_Exercise aim_:
Reproduce every line of the listing as written, apart from the pictures.

_Material shown_:

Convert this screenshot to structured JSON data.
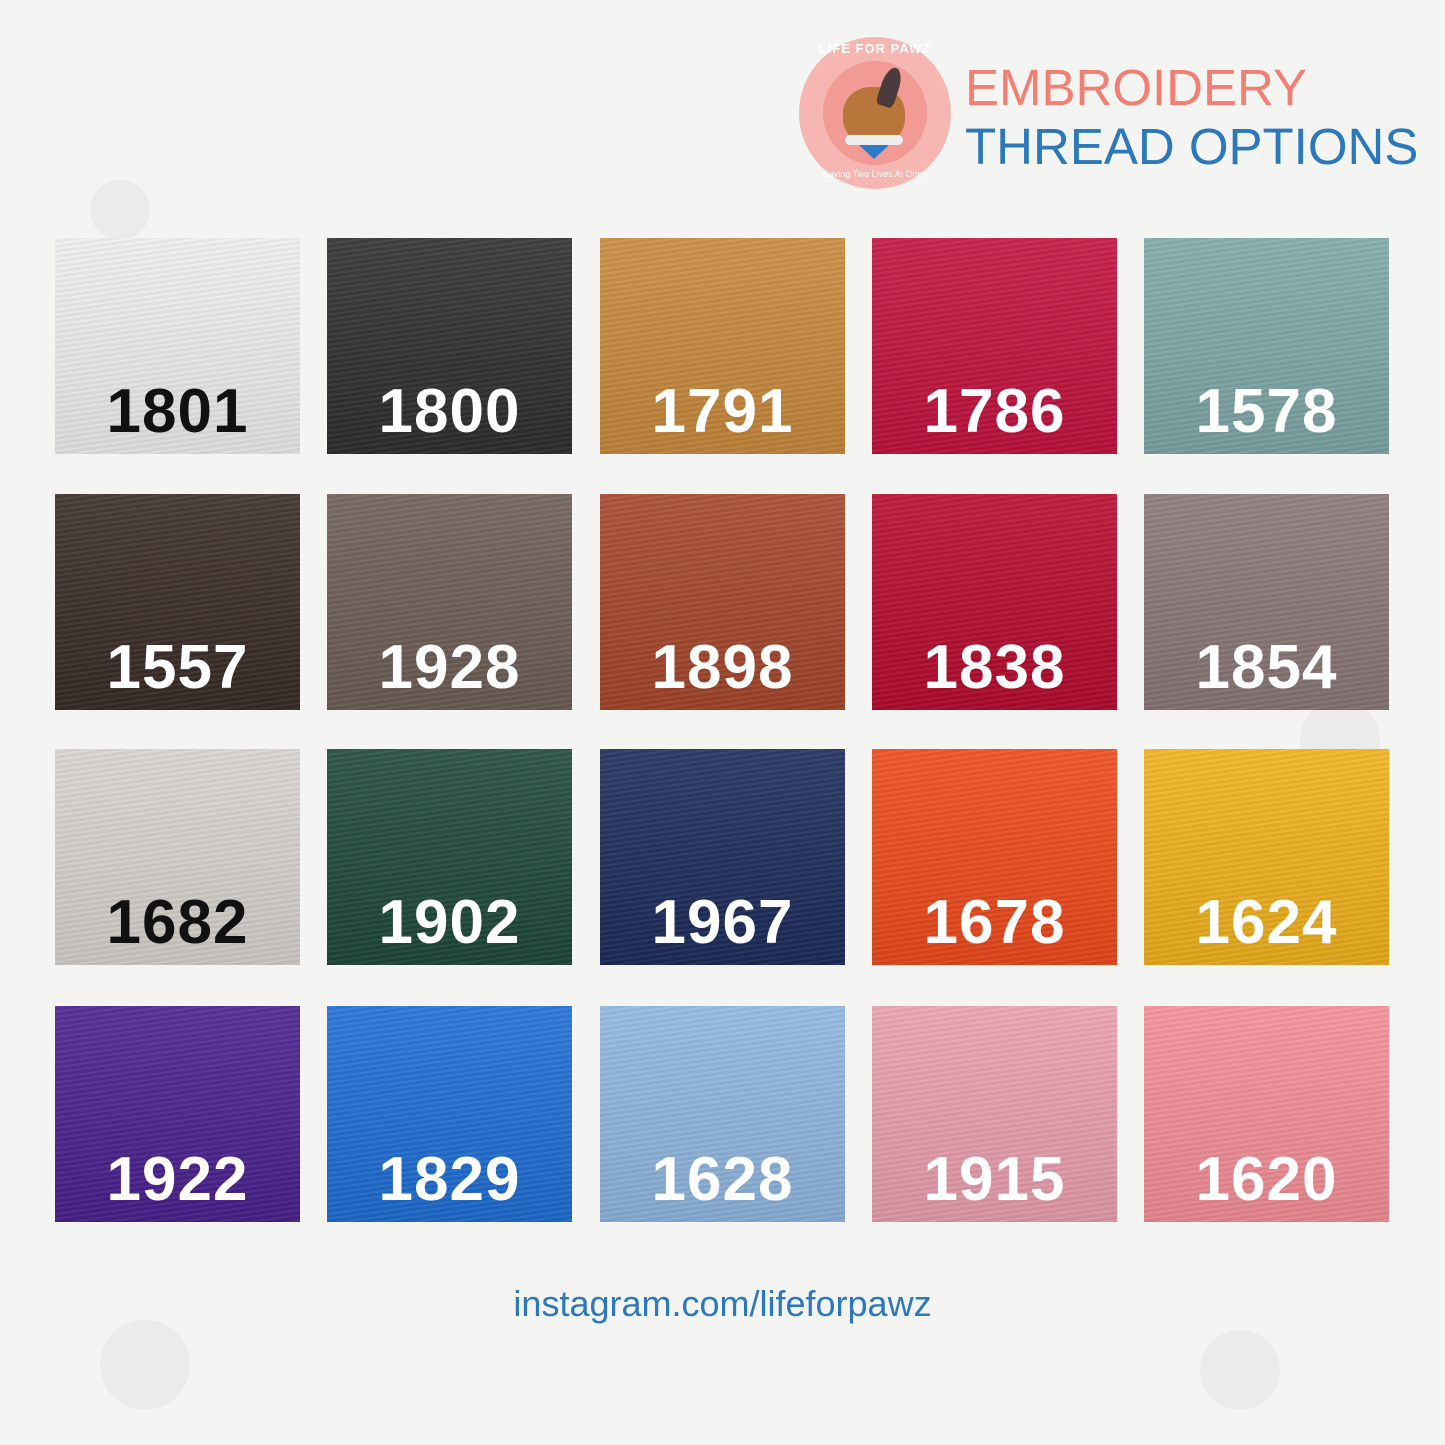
{
  "logo": {
    "top_text": "LIFE FOR PAWZ",
    "bottom_text": "Saving Two Lives At Once"
  },
  "title": {
    "line1": "EMBROIDERY",
    "line2": "THREAD OPTIONS"
  },
  "threads": [
    {
      "code": "1801",
      "color": "#efefef",
      "text_color": "#111111"
    },
    {
      "code": "1800",
      "color": "#2f2f2f",
      "text_color": "#ffffff"
    },
    {
      "code": "1791",
      "color": "#c98a3c",
      "text_color": "#ffffff"
    },
    {
      "code": "1786",
      "color": "#c4123f",
      "text_color": "#ffffff"
    },
    {
      "code": "1578",
      "color": "#7fa9a8",
      "text_color": "#ffffff"
    },
    {
      "code": "1557",
      "color": "#3a2c28",
      "text_color": "#ffffff"
    },
    {
      "code": "1928",
      "color": "#6d5f57",
      "text_color": "#ffffff"
    },
    {
      "code": "1898",
      "color": "#a6472c",
      "text_color": "#ffffff"
    },
    {
      "code": "1838",
      "color": "#b80b2e",
      "text_color": "#ffffff"
    },
    {
      "code": "1854",
      "color": "#8b7878",
      "text_color": "#ffffff"
    },
    {
      "code": "1682",
      "color": "#d9d4cf",
      "text_color": "#111111"
    },
    {
      "code": "1902",
      "color": "#1f4a3a",
      "text_color": "#ffffff"
    },
    {
      "code": "1967",
      "color": "#1c2c5c",
      "text_color": "#ffffff"
    },
    {
      "code": "1678",
      "color": "#f04a1c",
      "text_color": "#ffffff"
    },
    {
      "code": "1624",
      "color": "#f2b31c",
      "text_color": "#ffffff"
    },
    {
      "code": "1922",
      "color": "#4a2190",
      "text_color": "#ffffff"
    },
    {
      "code": "1829",
      "color": "#1f6fd6",
      "text_color": "#ffffff"
    },
    {
      "code": "1628",
      "color": "#8fb7e0",
      "text_color": "#ffffff"
    },
    {
      "code": "1915",
      "color": "#eca0b0",
      "text_color": "#ffffff"
    },
    {
      "code": "1620",
      "color": "#f58f98",
      "text_color": "#ffffff"
    }
  ],
  "footer": {
    "link": "instagram.com/lifeforpawz"
  }
}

_Response for this exercise_:
Convert this screenshot to structured JSON data.
{
  "logo": {
    "top_text": "LIFE FOR PAWZ",
    "bottom_text": "Saving Two Lives At Once"
  },
  "title": {
    "line1": "EMBROIDERY",
    "line2": "THREAD OPTIONS"
  },
  "threads": [
    {
      "code": "1801",
      "color": "#efefef",
      "text_color": "#111111"
    },
    {
      "code": "1800",
      "color": "#2f2f2f",
      "text_color": "#ffffff"
    },
    {
      "code": "1791",
      "color": "#c98a3c",
      "text_color": "#ffffff"
    },
    {
      "code": "1786",
      "color": "#c4123f",
      "text_color": "#ffffff"
    },
    {
      "code": "1578",
      "color": "#7fa9a8",
      "text_color": "#ffffff"
    },
    {
      "code": "1557",
      "color": "#3a2c28",
      "text_color": "#ffffff"
    },
    {
      "code": "1928",
      "color": "#6d5f57",
      "text_color": "#ffffff"
    },
    {
      "code": "1898",
      "color": "#a6472c",
      "text_color": "#ffffff"
    },
    {
      "code": "1838",
      "color": "#b80b2e",
      "text_color": "#ffffff"
    },
    {
      "code": "1854",
      "color": "#8b7878",
      "text_color": "#ffffff"
    },
    {
      "code": "1682",
      "color": "#d9d4cf",
      "text_color": "#111111"
    },
    {
      "code": "1902",
      "color": "#1f4a3a",
      "text_color": "#ffffff"
    },
    {
      "code": "1967",
      "color": "#1c2c5c",
      "text_color": "#ffffff"
    },
    {
      "code": "1678",
      "color": "#f04a1c",
      "text_color": "#ffffff"
    },
    {
      "code": "1624",
      "color": "#f2b31c",
      "text_color": "#ffffff"
    },
    {
      "code": "1922",
      "color": "#4a2190",
      "text_color": "#ffffff"
    },
    {
      "code": "1829",
      "color": "#1f6fd6",
      "text_color": "#ffffff"
    },
    {
      "code": "1628",
      "color": "#8fb7e0",
      "text_color": "#ffffff"
    },
    {
      "code": "1915",
      "color": "#eca0b0",
      "text_color": "#ffffff"
    },
    {
      "code": "1620",
      "color": "#f58f98",
      "text_color": "#ffffff"
    }
  ],
  "footer": {
    "link": "instagram.com/lifeforpawz"
  }
}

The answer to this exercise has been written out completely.